[WORK REQUIRED]
Leave out the pictures and repeat the rest of the material exactly.

[RECORDED INFORMATION]

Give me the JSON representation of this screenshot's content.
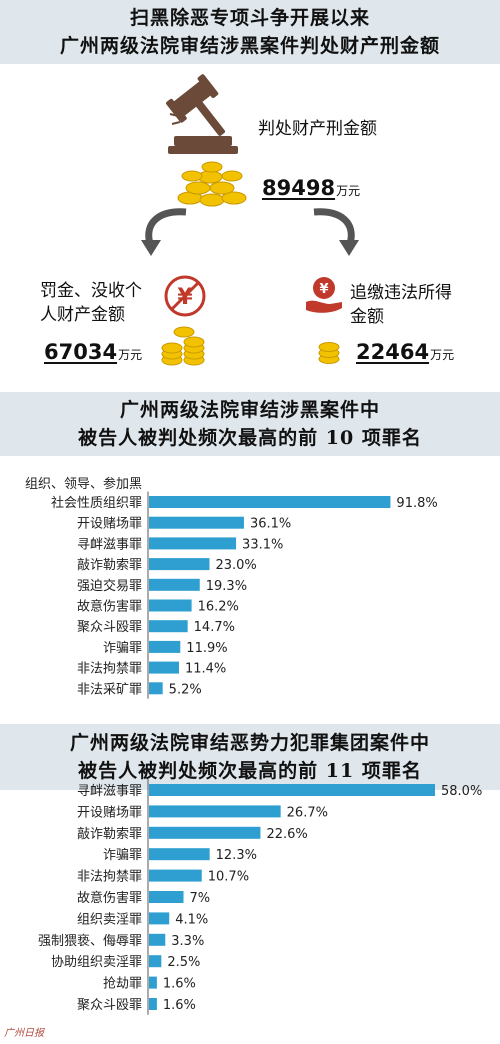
{
  "header1": {
    "line1": "扫黑除恶专项斗争开展以来",
    "line2": "广州两级法院审结涉黑案件判处财产刑金额"
  },
  "total": {
    "label": "判处财产刑金额",
    "amount": "89498",
    "unit": "万元"
  },
  "left": {
    "label_line1": "罚金、没收个",
    "label_line2": "人财产金额",
    "amount": "67034",
    "unit": "万元"
  },
  "right": {
    "label_line1": "追缴违法所得",
    "label_line2": "金额",
    "amount": "22464",
    "unit": "万元"
  },
  "header2": {
    "line1": "广州两级法院审结涉黑案件中",
    "line2": "被告人被判处频次最高的前 10 项罪名"
  },
  "header3": {
    "line1": "广州两级法院审结恶势力犯罪集团案件中",
    "line2": "被告人被判处频次最高的前 11 项罪名"
  },
  "colors": {
    "bar": "#2e9fd0",
    "band": "#dfe7ec",
    "coin": "#f2c200",
    "stamp": "#c0392b"
  },
  "icons": [
    "gavel-icon",
    "coin-stack-icon",
    "curved-arrow-icon",
    "no-money-icon",
    "money-hand-icon"
  ],
  "chart_data": [
    {
      "type": "bar",
      "orientation": "horizontal",
      "categories": [
        "组织、领导、参加黑社会性质组织罪",
        "开设赌场罪",
        "寻衅滋事罪",
        "敲诈勒索罪",
        "强迫交易罪",
        "故意伤害罪",
        "聚众斗殴罪",
        "诈骗罪",
        "非法拘禁罪",
        "非法采矿罪"
      ],
      "category_lines": [
        [
          "组织、领导、参加黑",
          "社会性质组织罪"
        ],
        [
          "开设赌场罪"
        ],
        [
          "寻衅滋事罪"
        ],
        [
          "敲诈勒索罪"
        ],
        [
          "强迫交易罪"
        ],
        [
          "故意伤害罪"
        ],
        [
          "聚众斗殴罪"
        ],
        [
          "诈骗罪"
        ],
        [
          "非法拘禁罪"
        ],
        [
          "非法采矿罪"
        ]
      ],
      "values": [
        91.8,
        36.1,
        33.1,
        23.0,
        19.3,
        16.2,
        14.7,
        11.9,
        11.4,
        5.2
      ],
      "labels": [
        "91.8%",
        "36.1%",
        "33.1%",
        "23.0%",
        "19.3%",
        "16.2%",
        "14.7%",
        "11.9%",
        "11.4%",
        "5.2%"
      ],
      "xlim": [
        0,
        100
      ]
    },
    {
      "type": "bar",
      "orientation": "horizontal",
      "categories": [
        "寻衅滋事罪",
        "开设赌场罪",
        "敲诈勒索罪",
        "诈骗罪",
        "非法拘禁罪",
        "故意伤害罪",
        "组织卖淫罪",
        "强制猥亵、侮辱罪",
        "协助组织卖淫罪",
        "抢劫罪",
        "聚众斗殴罪"
      ],
      "category_lines": [
        [
          "寻衅滋事罪"
        ],
        [
          "开设赌场罪"
        ],
        [
          "敲诈勒索罪"
        ],
        [
          "诈骗罪"
        ],
        [
          "非法拘禁罪"
        ],
        [
          "故意伤害罪"
        ],
        [
          "组织卖淫罪"
        ],
        [
          "强制猥亵、侮辱罪"
        ],
        [
          "协助组织卖淫罪"
        ],
        [
          "抢劫罪"
        ],
        [
          "聚众斗殴罪"
        ]
      ],
      "values": [
        58.0,
        26.7,
        22.6,
        12.3,
        10.7,
        7,
        4.1,
        3.3,
        2.5,
        1.6,
        1.6
      ],
      "labels": [
        "58.0%",
        "26.7%",
        "22.6%",
        "12.3%",
        "10.7%",
        "7%",
        "4.1%",
        "3.3%",
        "2.5%",
        "1.6%",
        "1.6%"
      ],
      "xlim": [
        0,
        58
      ]
    }
  ]
}
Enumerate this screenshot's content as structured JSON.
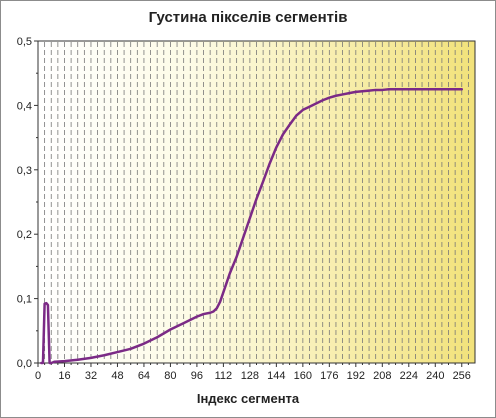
{
  "chart_data": {
    "type": "line",
    "title": "Густина пікселів сегментів",
    "xlabel": "Індекс сегмента",
    "ylabel": "",
    "xlim": [
      0,
      264
    ],
    "ylim": [
      0,
      0.5
    ],
    "x_ticks": [
      0,
      16,
      32,
      48,
      64,
      80,
      96,
      112,
      128,
      144,
      160,
      176,
      192,
      208,
      224,
      240,
      256
    ],
    "y_ticks": [
      0,
      0.1,
      0.2,
      0.3,
      0.4,
      0.5
    ],
    "y_tick_labels": [
      "0,0",
      "0,1",
      "0,2",
      "0,3",
      "0,4",
      "0,5"
    ],
    "grid": "vertical dashed",
    "background": "white-to-yellow horizontal gradient",
    "series": [
      {
        "color": "#7b2a86",
        "x": [
          2,
          3,
          4,
          5,
          6,
          7,
          8,
          9,
          10,
          16,
          24,
          32,
          40,
          48,
          56,
          64,
          72,
          80,
          88,
          96,
          100,
          104,
          106,
          108,
          110,
          112,
          116,
          120,
          124,
          128,
          132,
          136,
          140,
          144,
          148,
          152,
          156,
          160,
          164,
          168,
          172,
          176,
          180,
          184,
          188,
          192,
          196,
          200,
          204,
          208,
          212,
          216,
          224,
          232,
          240,
          248,
          256
        ],
        "y": [
          0.0,
          0.0,
          0.092,
          0.093,
          0.09,
          0.0,
          0.0,
          0.001,
          0.002,
          0.003,
          0.005,
          0.008,
          0.012,
          0.017,
          0.022,
          0.03,
          0.04,
          0.052,
          0.062,
          0.072,
          0.076,
          0.078,
          0.08,
          0.085,
          0.095,
          0.11,
          0.14,
          0.165,
          0.195,
          0.225,
          0.255,
          0.282,
          0.31,
          0.335,
          0.355,
          0.37,
          0.384,
          0.393,
          0.398,
          0.403,
          0.408,
          0.412,
          0.415,
          0.417,
          0.419,
          0.421,
          0.422,
          0.423,
          0.424,
          0.424,
          0.425,
          0.425,
          0.425,
          0.425,
          0.425,
          0.425,
          0.425
        ]
      }
    ]
  }
}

[TASK RESPONSE]
Give me the JSON representation of this screenshot's content.
{
  "header1": {
    "line1": "扫黑除恶专项斗争开展以来",
    "line2": "广州两级法院审结涉黑案件判处财产刑金额"
  },
  "total": {
    "label": "判处财产刑金额",
    "amount": "89498",
    "unit": "万元"
  },
  "left": {
    "label_line1": "罚金、没收个",
    "label_line2": "人财产金额",
    "amount": "67034",
    "unit": "万元"
  },
  "right": {
    "label_line1": "追缴违法所得",
    "label_line2": "金额",
    "amount": "22464",
    "unit": "万元"
  },
  "header2": {
    "line1": "广州两级法院审结涉黑案件中",
    "line2": "被告人被判处频次最高的前 10 项罪名"
  },
  "header3": {
    "line1": "广州两级法院审结恶势力犯罪集团案件中",
    "line2": "被告人被判处频次最高的前 11 项罪名"
  },
  "colors": {
    "bar": "#2e9fd0",
    "band": "#dfe7ec",
    "coin": "#f2c200",
    "stamp": "#c0392b"
  },
  "icons": [
    "gavel-icon",
    "coin-stack-icon",
    "curved-arrow-icon",
    "no-money-icon",
    "money-hand-icon"
  ],
  "chart_data": [
    {
      "type": "bar",
      "orientation": "horizontal",
      "categories": [
        "组织、领导、参加黑社会性质组织罪",
        "开设赌场罪",
        "寻衅滋事罪",
        "敲诈勒索罪",
        "强迫交易罪",
        "故意伤害罪",
        "聚众斗殴罪",
        "诈骗罪",
        "非法拘禁罪",
        "非法采矿罪"
      ],
      "category_lines": [
        [
          "组织、领导、参加黑",
          "社会性质组织罪"
        ],
        [
          "开设赌场罪"
        ],
        [
          "寻衅滋事罪"
        ],
        [
          "敲诈勒索罪"
        ],
        [
          "强迫交易罪"
        ],
        [
          "故意伤害罪"
        ],
        [
          "聚众斗殴罪"
        ],
        [
          "诈骗罪"
        ],
        [
          "非法拘禁罪"
        ],
        [
          "非法采矿罪"
        ]
      ],
      "values": [
        91.8,
        36.1,
        33.1,
        23.0,
        19.3,
        16.2,
        14.7,
        11.9,
        11.4,
        5.2
      ],
      "labels": [
        "91.8%",
        "36.1%",
        "33.1%",
        "23.0%",
        "19.3%",
        "16.2%",
        "14.7%",
        "11.9%",
        "11.4%",
        "5.2%"
      ],
      "xlim": [
        0,
        100
      ]
    },
    {
      "type": "bar",
      "orientation": "horizontal",
      "categories": [
        "寻衅滋事罪",
        "开设赌场罪",
        "敲诈勒索罪",
        "诈骗罪",
        "非法拘禁罪",
        "故意伤害罪",
        "组织卖淫罪",
        "强制猥亵、侮辱罪",
        "协助组织卖淫罪",
        "抢劫罪",
        "聚众斗殴罪"
      ],
      "category_lines": [
        [
          "寻衅滋事罪"
        ],
        [
          "开设赌场罪"
        ],
        [
          "敲诈勒索罪"
        ],
        [
          "诈骗罪"
        ],
        [
          "非法拘禁罪"
        ],
        [
          "故意伤害罪"
        ],
        [
          "组织卖淫罪"
        ],
        [
          "强制猥亵、侮辱罪"
        ],
        [
          "协助组织卖淫罪"
        ],
        [
          "抢劫罪"
        ],
        [
          "聚众斗殴罪"
        ]
      ],
      "values": [
        58.0,
        26.7,
        22.6,
        12.3,
        10.7,
        7,
        4.1,
        3.3,
        2.5,
        1.6,
        1.6
      ],
      "labels": [
        "58.0%",
        "26.7%",
        "22.6%",
        "12.3%",
        "10.7%",
        "7%",
        "4.1%",
        "3.3%",
        "2.5%",
        "1.6%",
        "1.6%"
      ],
      "xlim": [
        0,
        58
      ]
    }
  ]
}
Enumerate this screenshot's content as structured JSON.
{
  "chart_data": {
    "type": "line",
    "title": "Густина пікселів сегментів",
    "xlabel": "Індекс сегмента",
    "ylabel": "",
    "xlim": [
      0,
      264
    ],
    "ylim": [
      0,
      0.5
    ],
    "x_ticks": [
      0,
      16,
      32,
      48,
      64,
      80,
      96,
      112,
      128,
      144,
      160,
      176,
      192,
      208,
      224,
      240,
      256
    ],
    "y_ticks": [
      0,
      0.1,
      0.2,
      0.3,
      0.4,
      0.5
    ],
    "y_tick_labels": [
      "0,0",
      "0,1",
      "0,2",
      "0,3",
      "0,4",
      "0,5"
    ],
    "grid": "vertical dashed",
    "background": "white-to-yellow horizontal gradient",
    "series": [
      {
        "color": "#7b2a86",
        "x": [
          2,
          3,
          4,
          5,
          6,
          7,
          8,
          9,
          10,
          16,
          24,
          32,
          40,
          48,
          56,
          64,
          72,
          80,
          88,
          96,
          100,
          104,
          106,
          108,
          110,
          112,
          116,
          120,
          124,
          128,
          132,
          136,
          140,
          144,
          148,
          152,
          156,
          160,
          164,
          168,
          172,
          176,
          180,
          184,
          188,
          192,
          196,
          200,
          204,
          208,
          212,
          216,
          224,
          232,
          240,
          248,
          256
        ],
        "y": [
          0.0,
          0.0,
          0.092,
          0.093,
          0.09,
          0.0,
          0.0,
          0.001,
          0.002,
          0.003,
          0.005,
          0.008,
          0.012,
          0.017,
          0.022,
          0.03,
          0.04,
          0.052,
          0.062,
          0.072,
          0.076,
          0.078,
          0.08,
          0.085,
          0.095,
          0.11,
          0.14,
          0.165,
          0.195,
          0.225,
          0.255,
          0.282,
          0.31,
          0.335,
          0.355,
          0.37,
          0.384,
          0.393,
          0.398,
          0.403,
          0.408,
          0.412,
          0.415,
          0.417,
          0.419,
          0.421,
          0.422,
          0.423,
          0.424,
          0.424,
          0.425,
          0.425,
          0.425,
          0.425,
          0.425,
          0.425,
          0.425
        ]
      }
    ]
  }
}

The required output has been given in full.